- Problem description
Keep the pictures out of the copy and print all the entries below exactly.

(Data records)
- - - - -

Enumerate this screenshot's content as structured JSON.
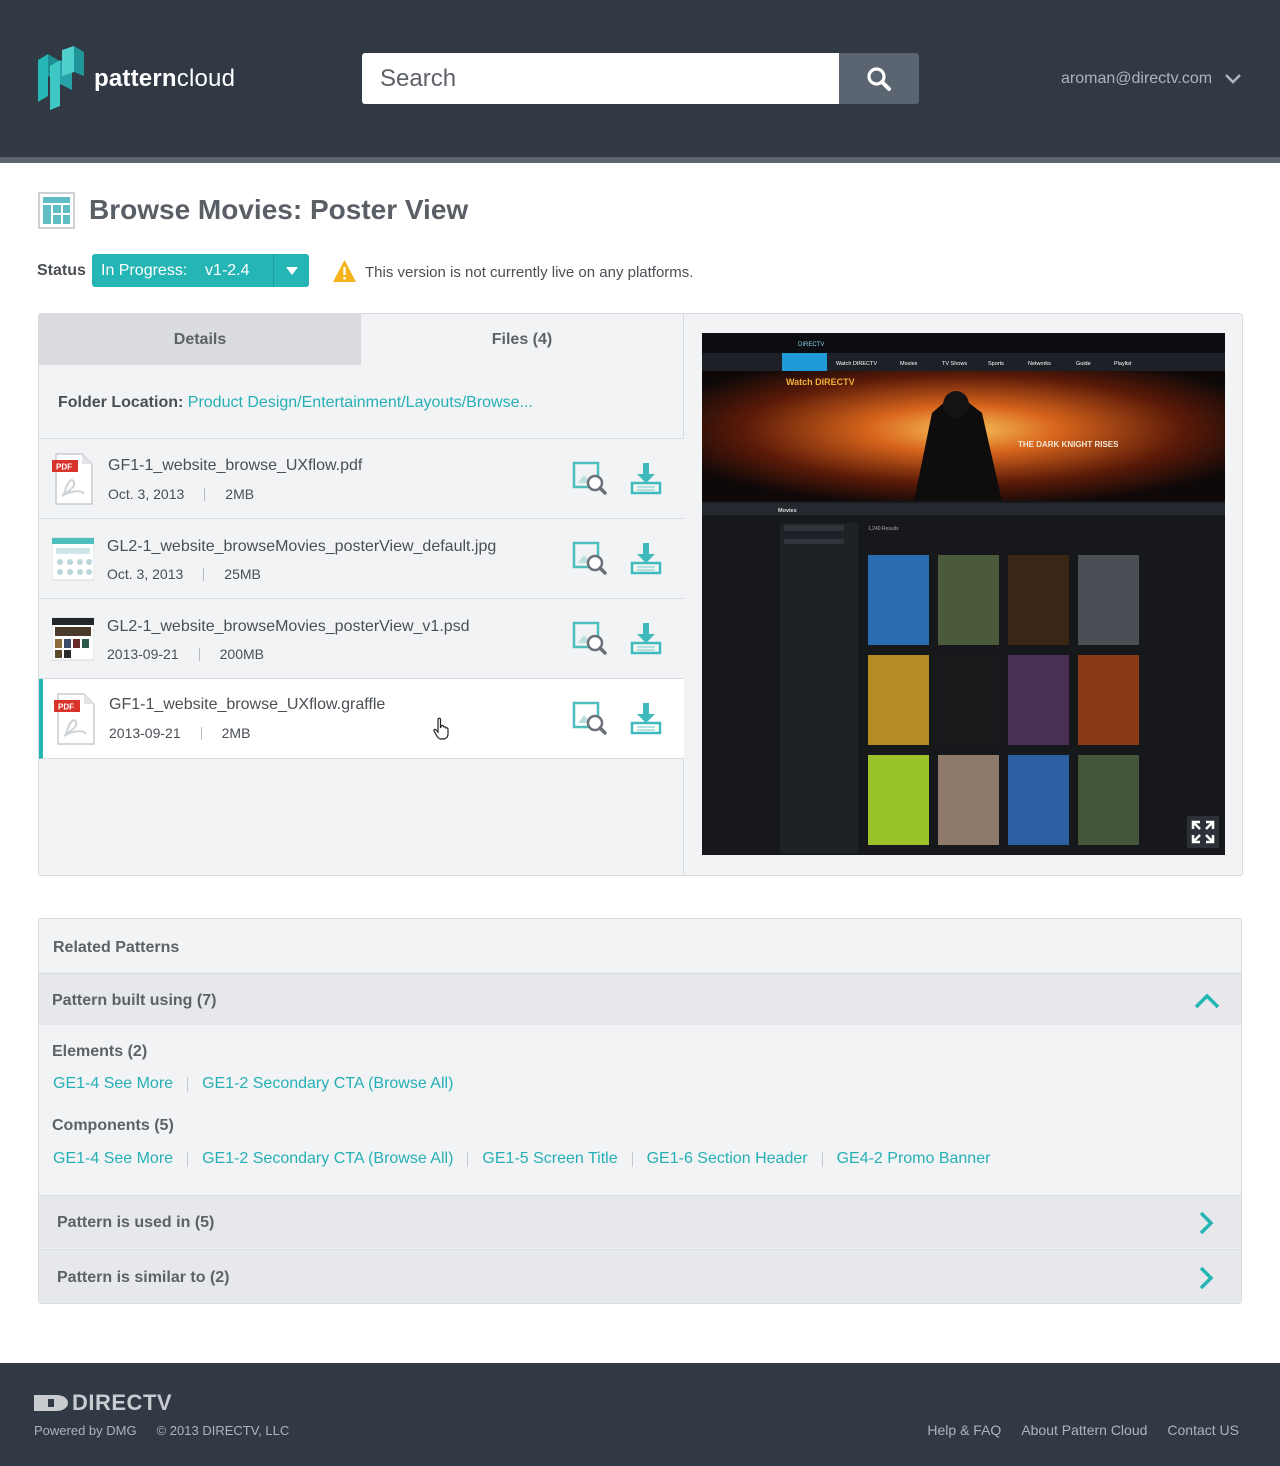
{
  "header": {
    "logo_bold": "pattern",
    "logo_light": "cloud",
    "search_placeholder": "Search",
    "user_email": "aroman@directv.com"
  },
  "page": {
    "title": "Browse Movies: Poster View",
    "status_label": "Status",
    "status_value": "In Progress:    v1-2.4",
    "warning": "This version is not currently live on any platforms."
  },
  "tabs": {
    "details": "Details",
    "files": "Files (4)"
  },
  "folder": {
    "label": "Folder Location:",
    "path": "Product Design/Entertainment/Layouts/Browse..."
  },
  "files": [
    {
      "name": "GF1-1_website_browse_UXflow.pdf",
      "date": "Oct. 3, 2013",
      "size": "2MB",
      "type": "pdf"
    },
    {
      "name": "GL2-1_website_browseMovies_posterView_default.jpg",
      "date": "Oct. 3, 2013",
      "size": "25MB",
      "type": "jpg"
    },
    {
      "name": "GL2-1_website_browseMovies_posterView_v1.psd",
      "date": "2013-09-21",
      "size": "200MB",
      "type": "psd"
    },
    {
      "name": "GF1-1_website_browse_UXflow.graffle",
      "date": "2013-09-21",
      "size": "2MB",
      "type": "pdf"
    }
  ],
  "pdf_badge": "PDF",
  "preview": {
    "brand": "DIRECTV",
    "nav": [
      "Watch DIRECTV",
      "Movies",
      "TV Shows",
      "Sports",
      "Networks",
      "Guide",
      "Playlist"
    ],
    "hero_title": "Watch DIRECTV",
    "hero_caption": "THE DARK KNIGHT RISES",
    "section": "Movies",
    "results": "1,240 Results"
  },
  "related": {
    "title": "Related Patterns",
    "built_using": "Pattern built using (7)",
    "elements_title": "Elements (2)",
    "elements": [
      "GE1-4 See More",
      "GE1-2 Secondary CTA (Browse All)"
    ],
    "components_title": "Components (5)",
    "components": [
      "GE1-4 See More",
      "GE1-2 Secondary CTA (Browse All)",
      "GE1-5 Screen Title",
      "GE1-6 Section Header",
      "GE4-2 Promo Banner"
    ],
    "used_in": "Pattern is used in (5)",
    "similar_to": "Pattern is similar to (2)"
  },
  "footer": {
    "brand": "DIRECTV",
    "powered": "Powered by DMG",
    "copyright": "© 2013 DIRECTV, LLC",
    "links": [
      "Help & FAQ",
      "About Pattern Cloud",
      "Contact US"
    ]
  },
  "colors": {
    "header": "#313945",
    "accent": "#26b5b5",
    "panel": "#f2f3f5"
  }
}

- - - - -

- Output below
Enumerate this screenshot's content as structured JSON.
{
  "header": {
    "logo_bold": "pattern",
    "logo_light": "cloud",
    "search_placeholder": "Search",
    "user_email": "aroman@directv.com"
  },
  "page": {
    "title": "Browse Movies: Poster View",
    "status_label": "Status",
    "status_value": "In Progress:    v1-2.4",
    "warning": "This version is not currently live on any platforms."
  },
  "tabs": {
    "details": "Details",
    "files": "Files (4)"
  },
  "folder": {
    "label": "Folder Location:",
    "path": "Product Design/Entertainment/Layouts/Browse..."
  },
  "files": [
    {
      "name": "GF1-1_website_browse_UXflow.pdf",
      "date": "Oct. 3, 2013",
      "size": "2MB",
      "type": "pdf"
    },
    {
      "name": "GL2-1_website_browseMovies_posterView_default.jpg",
      "date": "Oct. 3, 2013",
      "size": "25MB",
      "type": "jpg"
    },
    {
      "name": "GL2-1_website_browseMovies_posterView_v1.psd",
      "date": "2013-09-21",
      "size": "200MB",
      "type": "psd"
    },
    {
      "name": "GF1-1_website_browse_UXflow.graffle",
      "date": "2013-09-21",
      "size": "2MB",
      "type": "pdf"
    }
  ],
  "pdf_badge": "PDF",
  "preview": {
    "brand": "DIRECTV",
    "nav": [
      "Watch DIRECTV",
      "Movies",
      "TV Shows",
      "Sports",
      "Networks",
      "Guide",
      "Playlist"
    ],
    "hero_title": "Watch DIRECTV",
    "hero_caption": "THE DARK KNIGHT RISES",
    "section": "Movies",
    "results": "1,240 Results"
  },
  "related": {
    "title": "Related Patterns",
    "built_using": "Pattern built using (7)",
    "elements_title": "Elements (2)",
    "elements": [
      "GE1-4 See More",
      "GE1-2 Secondary CTA (Browse All)"
    ],
    "components_title": "Components (5)",
    "components": [
      "GE1-4 See More",
      "GE1-2 Secondary CTA (Browse All)",
      "GE1-5 Screen Title",
      "GE1-6 Section Header",
      "GE4-2 Promo Banner"
    ],
    "used_in": "Pattern is used in (5)",
    "similar_to": "Pattern is similar to (2)"
  },
  "footer": {
    "brand": "DIRECTV",
    "powered": "Powered by DMG",
    "copyright": "© 2013 DIRECTV, LLC",
    "links": [
      "Help & FAQ",
      "About Pattern Cloud",
      "Contact US"
    ]
  },
  "colors": {
    "header": "#313945",
    "accent": "#26b5b5",
    "panel": "#f2f3f5"
  }
}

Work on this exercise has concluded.